▶ [JOB] Without the images, print all the entries below exactly as given.

[Dataset records]
====================
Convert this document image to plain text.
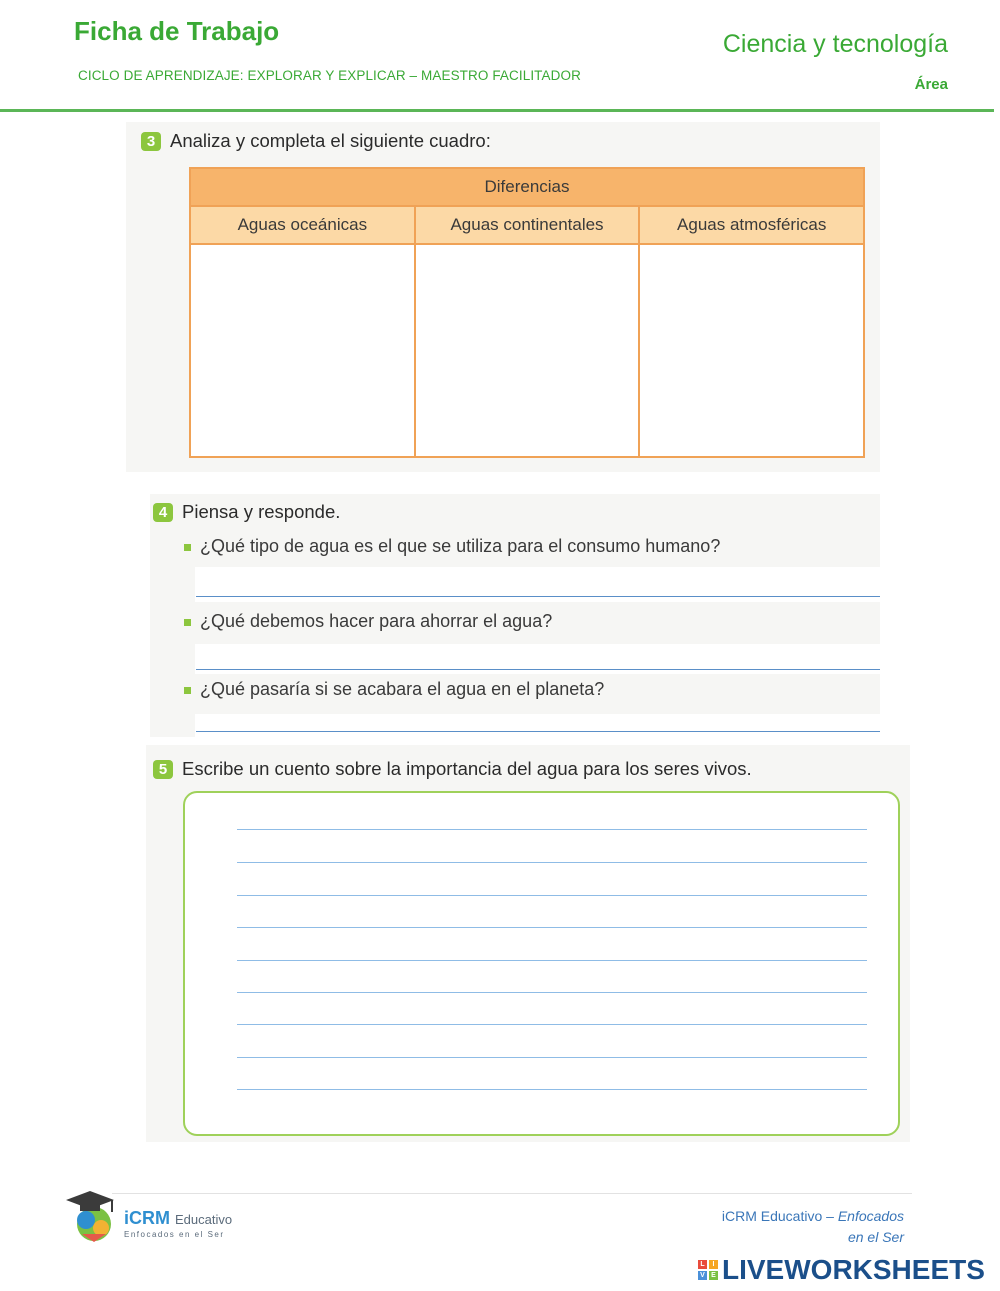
Ficha de Trabajo
CICLO DE APRENDIZAJE: EXPLORAR Y EXPLICAR – MAESTRO FACILITADOR
Ciencia y tecnología
Área
3 Analiza y completa el siguiente cuadro:
Diferencias
Aguas oceánicas	Aguas continentales	Aguas atmosféricas
4 Piensa y responde.
¿Qué tipo de agua es el que se utiliza para el consumo humano?
¿Qué debemos hacer para ahorrar el agua?
¿Qué pasaría si se acabara el agua en el planeta?
5 Escribe un cuento sobre la importancia del agua para los seres vivos.
iCRM Educativo
Enfocados en el Ser
iCRM Educativo – Enfocados
en el Ser
L	I
V E LIVEWORKSHEETS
====================
▶ [WORKED ANSWER]
Convert this document image to plain text.
Ficha de Trabajo
CICLO DE APRENDIZAJE: EXPLORAR Y EXPLICAR – MAESTRO FACILITADOR
Ciencia y tecnología
Área
3 Analiza y completa el siguiente cuadro:
Diferencias
Aguas oceánicas	Aguas continentales	Aguas atmosféricas
4 Piensa y responde.
¿Qué tipo de agua es el que se utiliza para el consumo humano?
¿Qué debemos hacer para ahorrar el agua?
¿Qué pasaría si se acabara el agua en el planeta?
5 Escribe un cuento sobre la importancia del agua para los seres vivos.
iCRM Educativo
Enfocados en el Ser
iCRM Educativo – Enfocados
en el Ser
L	I
V E LIVEWORKSHEETS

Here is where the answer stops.